**Directive**
Write out each line beneath this one exactly as it reads.

(Extracted records)
--- --- ---
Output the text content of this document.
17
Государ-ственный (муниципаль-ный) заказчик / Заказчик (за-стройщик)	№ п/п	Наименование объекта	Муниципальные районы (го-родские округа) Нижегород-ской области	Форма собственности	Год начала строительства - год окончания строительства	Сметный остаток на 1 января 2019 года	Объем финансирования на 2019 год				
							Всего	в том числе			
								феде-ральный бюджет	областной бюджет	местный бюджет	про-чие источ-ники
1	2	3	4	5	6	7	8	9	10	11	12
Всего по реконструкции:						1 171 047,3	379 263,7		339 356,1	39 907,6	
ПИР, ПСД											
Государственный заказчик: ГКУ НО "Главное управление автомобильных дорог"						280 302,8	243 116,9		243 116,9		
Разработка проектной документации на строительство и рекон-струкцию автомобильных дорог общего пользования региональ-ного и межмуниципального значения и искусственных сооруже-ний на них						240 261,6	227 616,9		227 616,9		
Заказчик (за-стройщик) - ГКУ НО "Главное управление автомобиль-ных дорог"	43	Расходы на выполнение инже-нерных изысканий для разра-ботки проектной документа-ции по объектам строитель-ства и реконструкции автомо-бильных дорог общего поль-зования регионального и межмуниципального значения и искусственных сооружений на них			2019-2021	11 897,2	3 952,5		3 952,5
--- --- ---
**Answer in full**
Output the text content of this document.
17
Государ-ственный (муниципаль-ный) заказчик / Заказчик (за-стройщик)	№ п/п	Наименование объекта	Муниципальные районы (го-родские округа) Нижегород-ской области	Форма собственности	Год начала строительства - год окончания строительства	Сметный остаток на 1 января 2019 года	Объем финансирования на 2019 год				
							Всего	в том числе			
								феде-ральный бюджет	областной бюджет	местный бюджет	про-чие источ-ники
1	2	3	4	5	6	7	8	9	10	11	12
Всего по реконструкции:						1 171 047,3	379 263,7		339 356,1	39 907,6	
ПИР, ПСД											
Государственный заказчик: ГКУ НО "Главное управление автомобильных дорог"						280 302,8	243 116,9		243 116,9		
Разработка проектной документации на строительство и рекон-струкцию автомобильных дорог общего пользования региональ-ного и межмуниципального значения и искусственных сооруже-ний на них						240 261,6	227 616,9		227 616,9		
Заказчик (за-стройщик) - ГКУ НО "Главное управление автомобиль-ных дорог"	43	Расходы на выполнение инже-нерных изысканий для разра-ботки проектной документа-ции по объектам строитель-ства и реконструкции автомо-бильных дорог общего поль-зования регионального и межмуниципального значения и искусственных сооружений на них			2019-2021	11 897,2	3 952,5		3 952,5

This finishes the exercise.